• [Problem details]: Copy the lines holding the word "Source", all of them.

• [Excerpts from a figure dataset]:
__________

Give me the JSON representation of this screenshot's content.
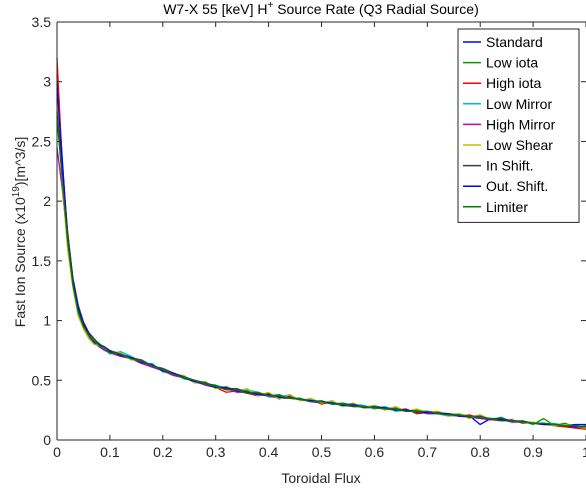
{
  "chart_data": {
    "type": "line",
    "title": {
      "main": "W7-X 55 [keV] H",
      "sup": "+",
      "rest": " Source Rate (Q3 Radial Source)"
    },
    "xlabel": "Toroidal Flux",
    "ylabel": {
      "main": "Fast Ion Source (x10",
      "sup": "19",
      "rest": ")[m^3/s]"
    },
    "xlim": [
      0,
      1
    ],
    "ylim": [
      0,
      3.5
    ],
    "xticks": [
      0,
      0.1,
      0.2,
      0.3,
      0.4,
      0.5,
      0.6,
      0.7,
      0.8,
      0.9,
      1
    ],
    "xtick_labels": [
      "0",
      "0.1",
      "0.2",
      "0.3",
      "0.4",
      "0.5",
      "0.6",
      "0.7",
      "0.8",
      "0.9",
      "1"
    ],
    "yticks": [
      0,
      0.5,
      1,
      1.5,
      2,
      2.5,
      3,
      3.5
    ],
    "ytick_labels": [
      "0",
      "0.5",
      "1",
      "1.5",
      "2",
      "2.5",
      "3",
      "3.5"
    ],
    "grid": false,
    "legend_position": "top-right",
    "x": [
      0.0,
      0.01,
      0.02,
      0.03,
      0.04,
      0.05,
      0.06,
      0.07,
      0.08,
      0.09,
      0.1,
      0.12,
      0.14,
      0.16,
      0.18,
      0.2,
      0.22,
      0.24,
      0.26,
      0.28,
      0.3,
      0.32,
      0.34,
      0.36,
      0.38,
      0.4,
      0.42,
      0.44,
      0.46,
      0.48,
      0.5,
      0.52,
      0.54,
      0.56,
      0.58,
      0.6,
      0.62,
      0.64,
      0.66,
      0.68,
      0.7,
      0.72,
      0.74,
      0.76,
      0.78,
      0.8,
      0.82,
      0.84,
      0.86,
      0.88,
      0.9,
      0.92,
      0.94,
      0.96,
      0.98,
      1.0
    ],
    "series": [
      {
        "name": "Standard",
        "color": "#0000ff",
        "values": [
          3.05,
          2.35,
          1.7,
          1.32,
          1.1,
          0.96,
          0.88,
          0.83,
          0.8,
          0.77,
          0.74,
          0.72,
          0.69,
          0.66,
          0.62,
          0.59,
          0.56,
          0.52,
          0.5,
          0.47,
          0.45,
          0.44,
          0.42,
          0.4,
          0.39,
          0.38,
          0.37,
          0.36,
          0.34,
          0.33,
          0.32,
          0.31,
          0.3,
          0.29,
          0.28,
          0.28,
          0.27,
          0.26,
          0.25,
          0.24,
          0.24,
          0.23,
          0.22,
          0.21,
          0.2,
          0.13,
          0.18,
          0.18,
          0.16,
          0.15,
          0.14,
          0.14,
          0.13,
          0.12,
          0.13,
          0.13
        ]
      },
      {
        "name": "Low iota",
        "color": "#009900",
        "values": [
          2.95,
          2.25,
          1.68,
          1.3,
          1.08,
          0.95,
          0.87,
          0.82,
          0.79,
          0.76,
          0.73,
          0.71,
          0.7,
          0.65,
          0.63,
          0.58,
          0.55,
          0.53,
          0.49,
          0.47,
          0.46,
          0.43,
          0.42,
          0.41,
          0.38,
          0.37,
          0.38,
          0.35,
          0.35,
          0.32,
          0.33,
          0.3,
          0.31,
          0.29,
          0.27,
          0.29,
          0.26,
          0.27,
          0.24,
          0.25,
          0.23,
          0.24,
          0.21,
          0.22,
          0.19,
          0.21,
          0.17,
          0.19,
          0.15,
          0.16,
          0.13,
          0.18,
          0.12,
          0.14,
          0.11,
          0.12
        ]
      },
      {
        "name": "High iota",
        "color": "#ff0000",
        "values": [
          3.2,
          2.3,
          1.75,
          1.35,
          1.12,
          0.98,
          0.9,
          0.84,
          0.8,
          0.78,
          0.74,
          0.71,
          0.68,
          0.66,
          0.61,
          0.59,
          0.55,
          0.53,
          0.48,
          0.48,
          0.44,
          0.4,
          0.41,
          0.39,
          0.37,
          0.39,
          0.35,
          0.37,
          0.33,
          0.34,
          0.3,
          0.32,
          0.29,
          0.3,
          0.27,
          0.27,
          0.26,
          0.25,
          0.26,
          0.22,
          0.23,
          0.22,
          0.21,
          0.2,
          0.21,
          0.18,
          0.17,
          0.16,
          0.17,
          0.14,
          0.15,
          0.13,
          0.12,
          0.11,
          0.1,
          0.09
        ]
      },
      {
        "name": "Low Mirror",
        "color": "#00bfbf",
        "values": [
          2.9,
          2.2,
          1.72,
          1.34,
          1.09,
          0.97,
          0.89,
          0.84,
          0.81,
          0.76,
          0.72,
          0.74,
          0.7,
          0.64,
          0.64,
          0.57,
          0.56,
          0.51,
          0.5,
          0.46,
          0.45,
          0.44,
          0.41,
          0.42,
          0.4,
          0.36,
          0.36,
          0.38,
          0.33,
          0.34,
          0.31,
          0.32,
          0.28,
          0.3,
          0.29,
          0.26,
          0.28,
          0.24,
          0.25,
          0.23,
          0.24,
          0.22,
          0.2,
          0.21,
          0.19,
          0.19,
          0.18,
          0.17,
          0.16,
          0.15,
          0.15,
          0.13,
          0.14,
          0.12,
          0.12,
          0.11
        ]
      },
      {
        "name": "High Mirror",
        "color": "#bf00bf",
        "values": [
          2.45,
          2.1,
          1.66,
          1.31,
          1.06,
          0.94,
          0.86,
          0.81,
          0.78,
          0.75,
          0.73,
          0.7,
          0.68,
          0.64,
          0.61,
          0.58,
          0.54,
          0.52,
          0.49,
          0.46,
          0.44,
          0.43,
          0.4,
          0.4,
          0.38,
          0.37,
          0.35,
          0.35,
          0.34,
          0.32,
          0.31,
          0.31,
          0.29,
          0.28,
          0.28,
          0.27,
          0.26,
          0.26,
          0.24,
          0.24,
          0.22,
          0.22,
          0.21,
          0.2,
          0.19,
          0.18,
          0.17,
          0.17,
          0.15,
          0.15,
          0.14,
          0.13,
          0.13,
          0.12,
          0.11,
          0.11
        ]
      },
      {
        "name": "Low Shear",
        "color": "#bfbf00",
        "values": [
          2.85,
          2.15,
          1.6,
          1.28,
          1.04,
          0.93,
          0.85,
          0.8,
          0.79,
          0.78,
          0.74,
          0.73,
          0.67,
          0.67,
          0.62,
          0.6,
          0.55,
          0.54,
          0.48,
          0.49,
          0.43,
          0.45,
          0.41,
          0.43,
          0.37,
          0.4,
          0.34,
          0.38,
          0.33,
          0.35,
          0.31,
          0.33,
          0.28,
          0.31,
          0.27,
          0.29,
          0.25,
          0.28,
          0.24,
          0.26,
          0.23,
          0.24,
          0.2,
          0.22,
          0.18,
          0.21,
          0.17,
          0.18,
          0.16,
          0.15,
          0.15,
          0.13,
          0.12,
          0.13,
          0.11,
          0.1
        ]
      },
      {
        "name": "In Shift.",
        "color": "#404040",
        "values": [
          2.75,
          2.28,
          1.73,
          1.36,
          1.13,
          0.99,
          0.9,
          0.85,
          0.8,
          0.78,
          0.75,
          0.72,
          0.69,
          0.67,
          0.62,
          0.6,
          0.56,
          0.53,
          0.5,
          0.48,
          0.45,
          0.43,
          0.43,
          0.4,
          0.39,
          0.38,
          0.36,
          0.36,
          0.34,
          0.33,
          0.32,
          0.31,
          0.3,
          0.3,
          0.27,
          0.28,
          0.27,
          0.26,
          0.25,
          0.23,
          0.23,
          0.23,
          0.21,
          0.21,
          0.19,
          0.2,
          0.17,
          0.18,
          0.16,
          0.16,
          0.14,
          0.14,
          0.13,
          0.12,
          0.12,
          0.11
        ]
      },
      {
        "name": "Out. Shift.",
        "color": "#0000ff",
        "values": [
          2.98,
          2.32,
          1.69,
          1.33,
          1.11,
          0.97,
          0.89,
          0.82,
          0.8,
          0.77,
          0.74,
          0.71,
          0.69,
          0.65,
          0.63,
          0.58,
          0.56,
          0.52,
          0.49,
          0.47,
          0.44,
          0.44,
          0.41,
          0.4,
          0.38,
          0.38,
          0.36,
          0.35,
          0.34,
          0.33,
          0.32,
          0.31,
          0.29,
          0.29,
          0.28,
          0.27,
          0.27,
          0.25,
          0.25,
          0.24,
          0.23,
          0.22,
          0.22,
          0.2,
          0.2,
          0.19,
          0.18,
          0.17,
          0.16,
          0.15,
          0.14,
          0.13,
          0.13,
          0.12,
          0.11,
          0.11
        ]
      },
      {
        "name": "Limiter",
        "color": "#007f00",
        "values": [
          2.7,
          2.18,
          1.67,
          1.3,
          1.07,
          0.95,
          0.88,
          0.83,
          0.79,
          0.77,
          0.73,
          0.72,
          0.68,
          0.66,
          0.62,
          0.59,
          0.55,
          0.52,
          0.5,
          0.47,
          0.45,
          0.42,
          0.42,
          0.39,
          0.4,
          0.37,
          0.37,
          0.35,
          0.34,
          0.32,
          0.32,
          0.3,
          0.3,
          0.28,
          0.28,
          0.27,
          0.26,
          0.26,
          0.24,
          0.24,
          0.24,
          0.22,
          0.21,
          0.21,
          0.2,
          0.19,
          0.18,
          0.16,
          0.16,
          0.15,
          0.14,
          0.14,
          0.13,
          0.12,
          0.12,
          0.11
        ]
      }
    ]
  }
}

__________

• [Answer to this exercise]:
      "rest": " Source Rate (Q3 Radial Source)"
      "main": "Fast Ion Source (x10",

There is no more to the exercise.